_WHAT IS NEEDED_: Scan the data. Collect each line that contains the word "sqrt".

-- EXERCISE DATA start --

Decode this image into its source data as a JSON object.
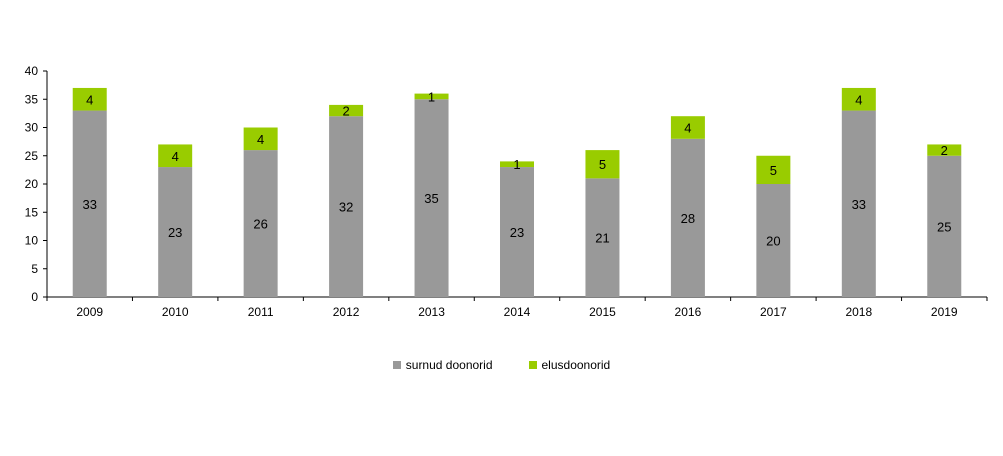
{
  "chart_data": {
    "type": "bar",
    "stacked": true,
    "categories": [
      "2009",
      "2010",
      "2011",
      "2012",
      "2013",
      "2014",
      "2015",
      "2016",
      "2017",
      "2018",
      "2019"
    ],
    "series": [
      {
        "name": "surnud doonorid",
        "color": "#999999",
        "values": [
          33,
          23,
          26,
          32,
          35,
          23,
          21,
          28,
          20,
          33,
          25
        ]
      },
      {
        "name": "elusdoonorid",
        "color": "#99cc00",
        "values": [
          4,
          4,
          4,
          2,
          1,
          1,
          5,
          4,
          5,
          4,
          2
        ]
      }
    ],
    "ylim": [
      0,
      40
    ],
    "yticks": [
      0,
      5,
      10,
      15,
      20,
      25,
      30,
      35,
      40
    ],
    "grid": false,
    "legend_position": "bottom"
  }
}
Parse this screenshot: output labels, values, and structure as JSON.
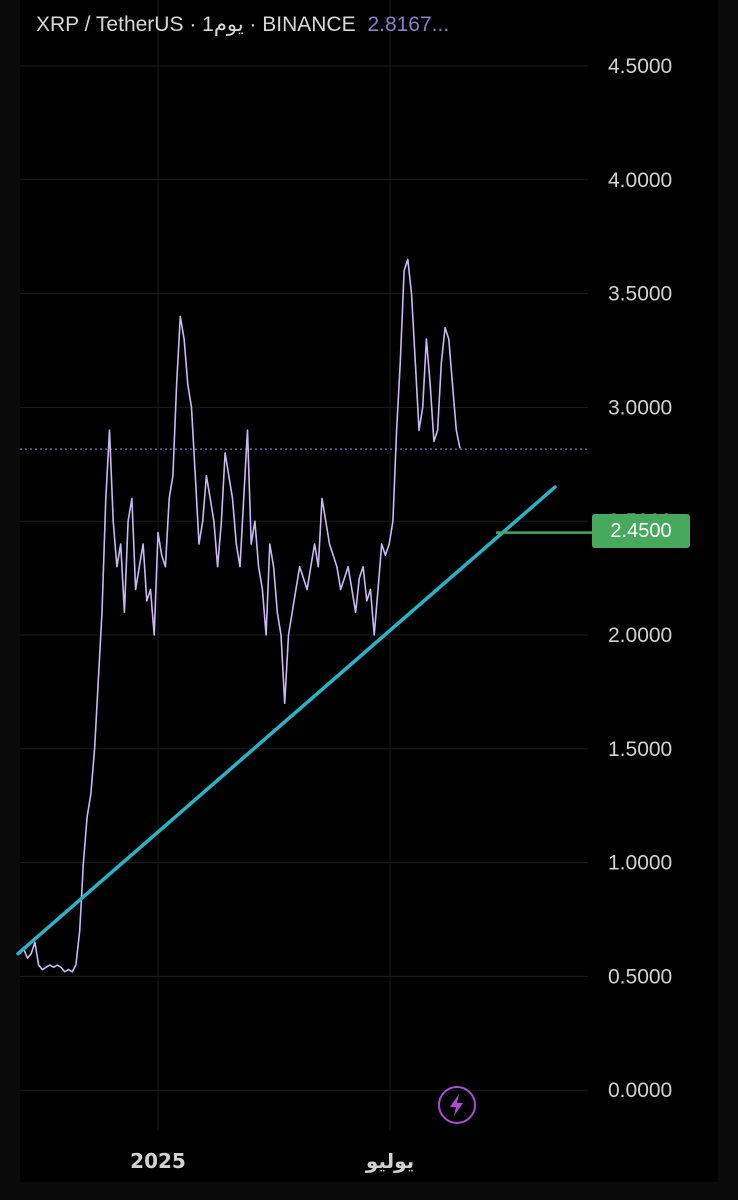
{
  "header": {
    "symbol": "XRP / TetherUS",
    "separator1": "·",
    "interval": "1يوم",
    "separator2": "·",
    "exchange": "BINANCE",
    "price": "2.8167..."
  },
  "colors": {
    "price_line": "#c9b8f5",
    "trendline": "#27b3c9",
    "horizontal_level": "#46a95c",
    "current_price_line": "#7b6bc7",
    "grid": "#1b1b1b"
  },
  "level_badge": {
    "label": "2.4500"
  },
  "lightning_button": {
    "icon": "lightning-icon"
  },
  "chart_data": {
    "type": "line",
    "title": "",
    "xlabel": "",
    "ylabel": "",
    "ylim": [
      -0.15,
      4.85
    ],
    "y_ticks": [
      "4.5000",
      "4.0000",
      "3.5000",
      "3.0000",
      "2.5000",
      "2.0000",
      "1.5000",
      "1.0000",
      "0.5000",
      "0.0000"
    ],
    "x_tick_labels": [
      "2025",
      "يوليو"
    ],
    "current_price": 2.8167,
    "horizontal_level": 2.45,
    "series": [
      {
        "values": [
          0.6,
          0.62,
          0.58,
          0.6,
          0.65,
          0.55,
          0.53,
          0.54,
          0.55,
          0.54,
          0.55,
          0.54,
          0.52,
          0.53,
          0.52,
          0.55,
          0.7,
          1.0,
          1.2,
          1.3,
          1.5,
          1.8,
          2.1,
          2.6,
          2.9,
          2.5,
          2.3,
          2.4,
          2.1,
          2.5,
          2.6,
          2.2,
          2.3,
          2.4,
          2.15,
          2.2,
          2.0,
          2.45,
          2.35,
          2.3,
          2.6,
          2.7,
          3.1,
          3.4,
          3.3,
          3.1,
          3.0,
          2.7,
          2.4,
          2.5,
          2.7,
          2.6,
          2.5,
          2.3,
          2.5,
          2.8,
          2.7,
          2.6,
          2.4,
          2.3,
          2.6,
          2.9,
          2.4,
          2.5,
          2.3,
          2.2,
          2.0,
          2.4,
          2.3,
          2.1,
          2.0,
          1.7,
          2.0,
          2.1,
          2.2,
          2.3,
          2.25,
          2.2,
          2.3,
          2.4,
          2.3,
          2.6,
          2.5,
          2.4,
          2.35,
          2.3,
          2.2,
          2.25,
          2.3,
          2.2,
          2.1,
          2.25,
          2.3,
          2.15,
          2.2,
          2.0,
          2.2,
          2.4,
          2.35,
          2.4,
          2.5,
          2.9,
          3.2,
          3.6,
          3.65,
          3.5,
          3.2,
          2.9,
          3.0,
          3.3,
          3.1,
          2.85,
          2.9,
          3.2,
          3.35,
          3.3,
          3.1,
          2.9,
          2.82
        ]
      }
    ],
    "trendline": {
      "y_start": 0.6,
      "y_end": 2.65
    }
  }
}
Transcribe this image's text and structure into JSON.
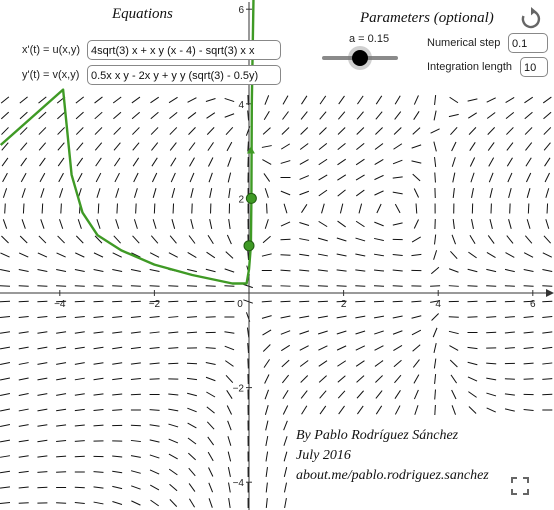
{
  "equations": {
    "title": "Equations",
    "x_label": "x'(t) = u(x,y)",
    "x_value": "4sqrt(3) x + x y (x - 4) - sqrt(3) x x",
    "y_label": "y'(t) = v(x,y)",
    "y_value": "0.5x x y - 2x y + y y (sqrt(3) - 0.5y)"
  },
  "parameters": {
    "title": "Parameters (optional)",
    "slider_label": "a = 0.15",
    "slider_value": 0.15,
    "step_label": "Numerical step",
    "step_value": "0.1",
    "length_label": "Integration length",
    "length_value": "10"
  },
  "axes": {
    "x_ticks": [
      "−4",
      "−2",
      "0",
      "2",
      "4",
      "6"
    ],
    "y_ticks": [
      "6",
      "4",
      "2",
      "−2",
      "−4"
    ]
  },
  "credits": {
    "line1": "By Pablo Rodríguez Sánchez",
    "line2": "July 2016",
    "line3": "about.me/pablo.rodriguez.sanchez"
  },
  "icons": {
    "reset": "reset-icon",
    "fullscreen": "fullscreen-icon"
  },
  "colors": {
    "trajectory": "#3f9a25",
    "field": "#111111",
    "axes": "#333333"
  }
}
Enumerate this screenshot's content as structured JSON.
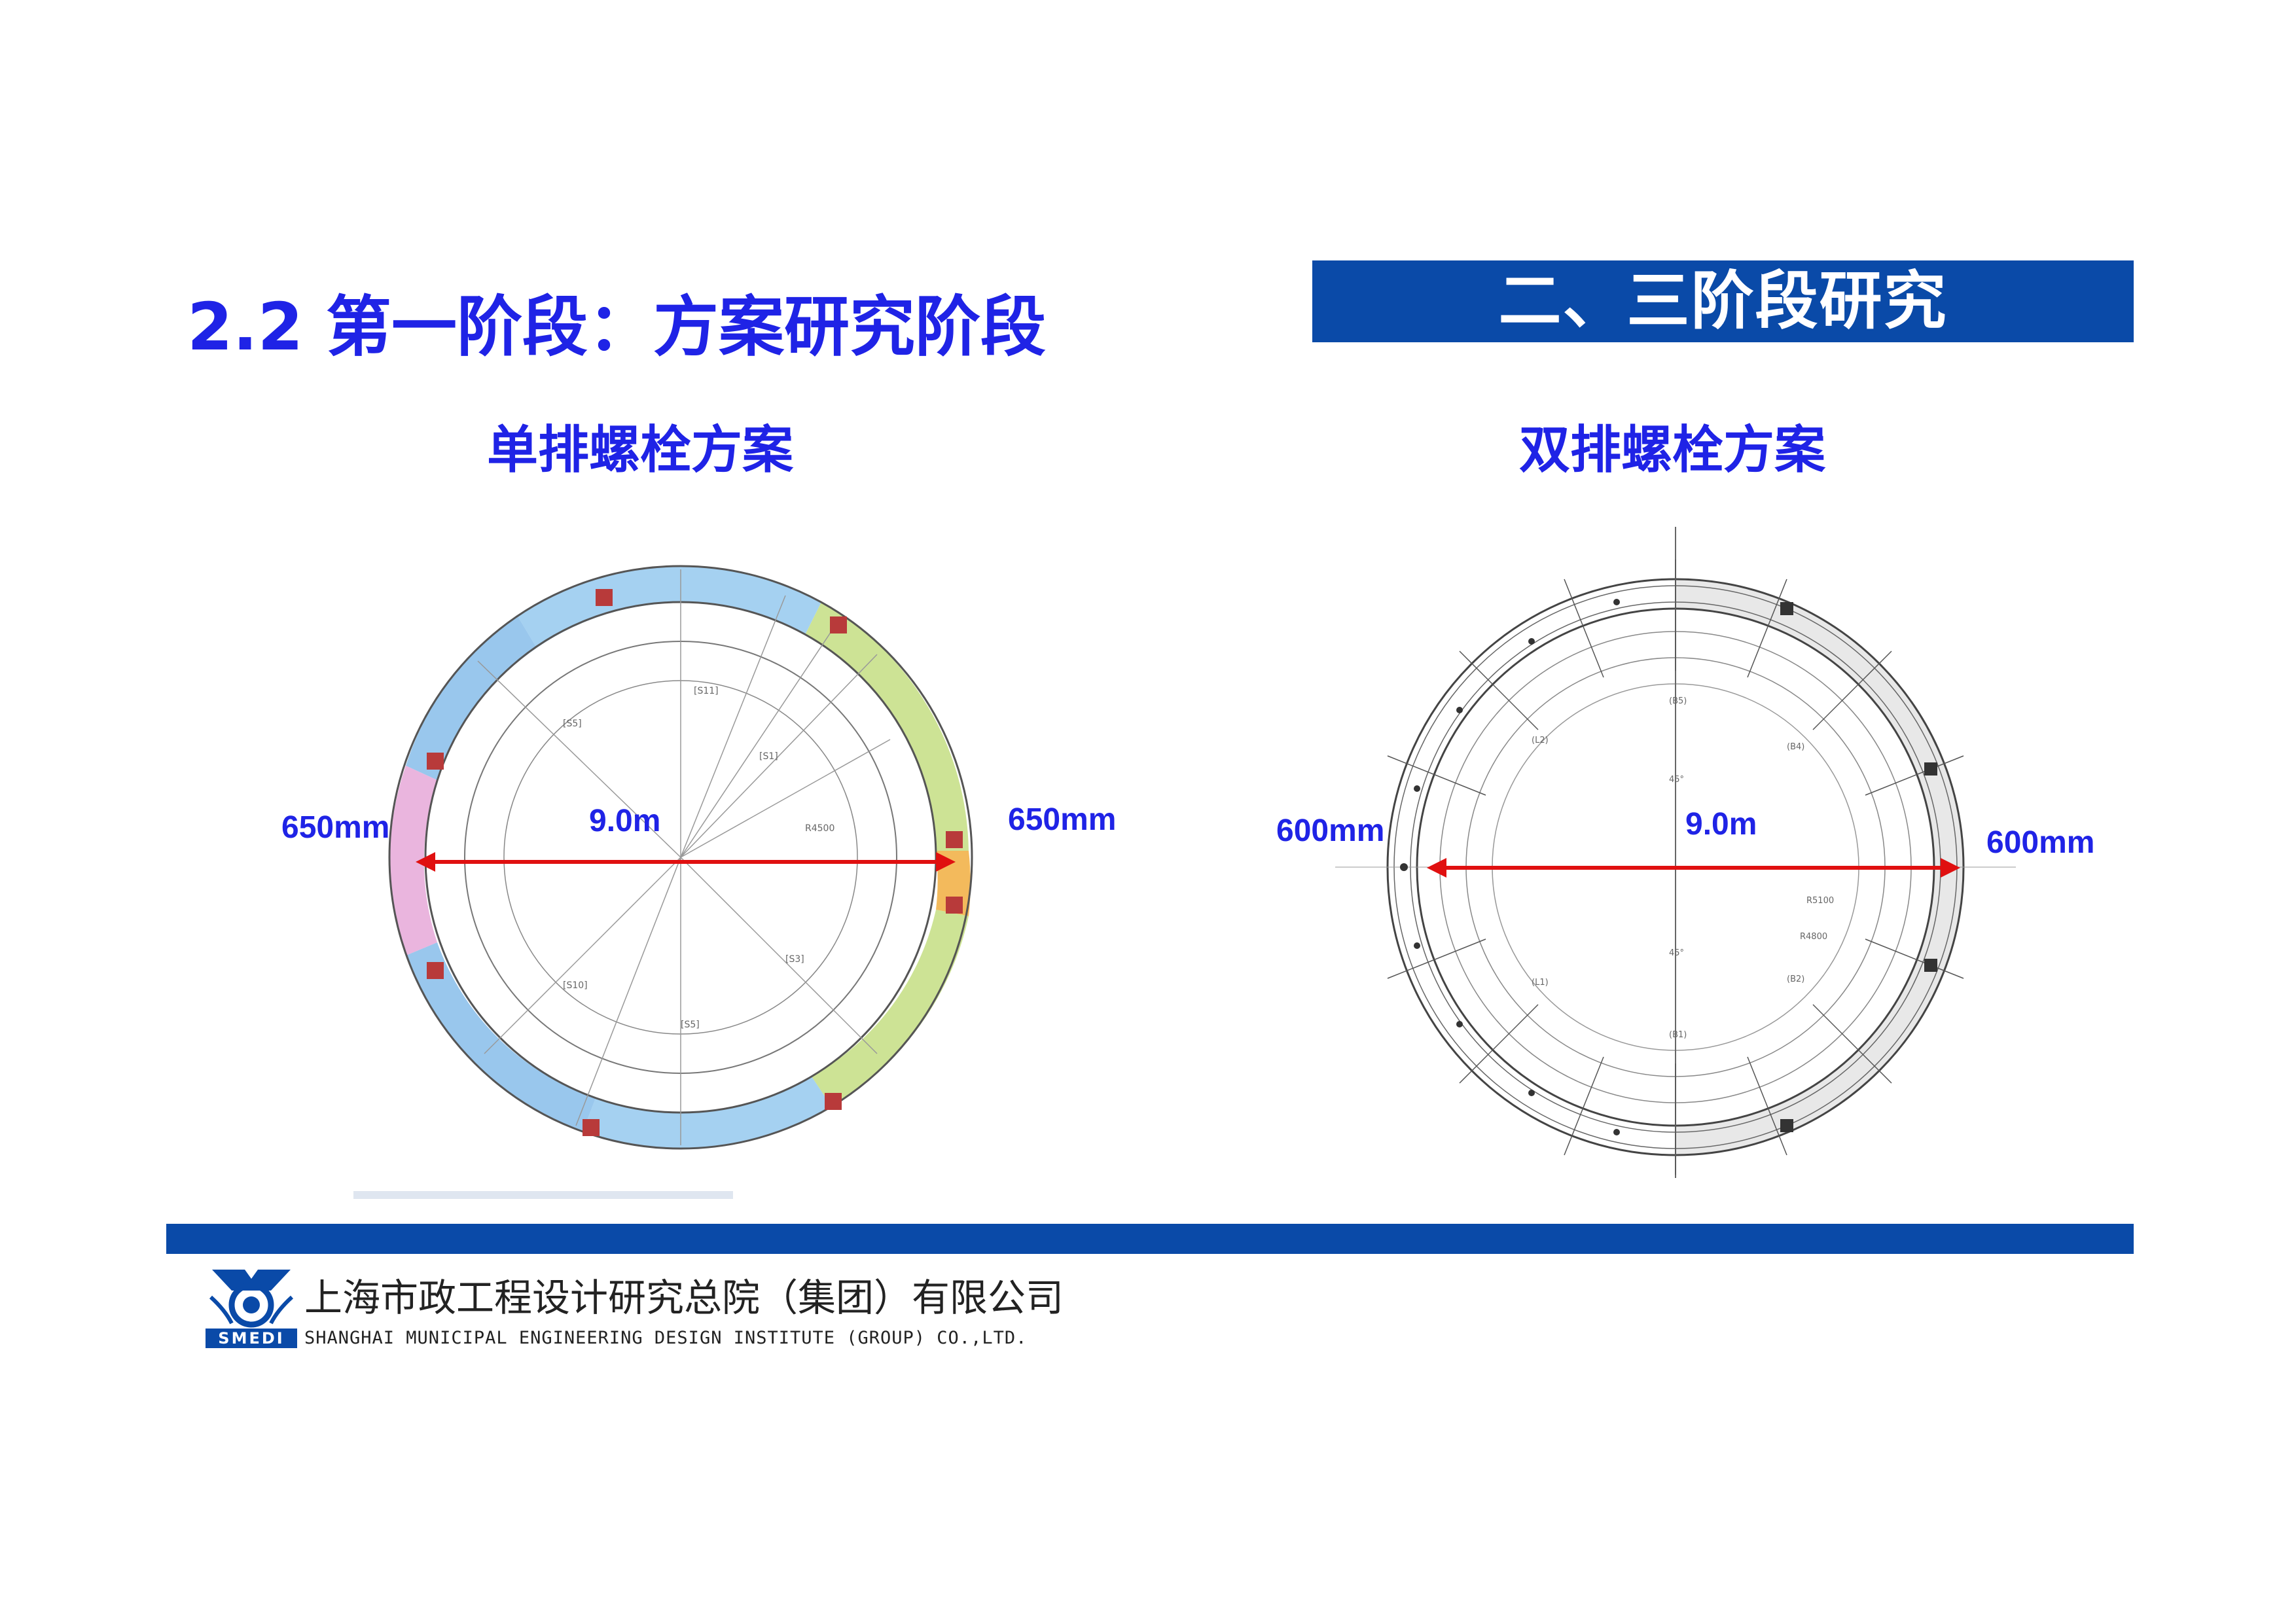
{
  "header": {
    "section_title": "二、三阶段研究",
    "slide_title": "2.2 第一阶段：方案研究阶段"
  },
  "left_panel": {
    "subtitle": "单排螺栓方案",
    "diameter": "9.0m",
    "left_thickness": "650mm",
    "right_thickness": "650mm"
  },
  "right_panel": {
    "subtitle": "双排螺栓方案",
    "diameter": "9.0m",
    "left_thickness": "600mm",
    "right_thickness": "600mm"
  },
  "footer": {
    "company_cn": "上海市政工程设计研究总院（集团）有限公司",
    "company_en": "SHANGHAI MUNICIPAL ENGINEERING DESIGN INSTITUTE (GROUP) CO.,LTD.",
    "logo_text": "SMEDI"
  },
  "colors": {
    "brand_blue": "#0a4aa8",
    "title_blue": "#1f23e6",
    "arrow_red": "#e01010"
  }
}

-- EXERCISE DATA end --

_RESPONSE_:
    "x_value": "4sqrt(3) x + x y (x - 4) - sqrt(3) x x",
    "y_value": "0.5x x y - 2x y + y y (sqrt(3) - 0.5y)"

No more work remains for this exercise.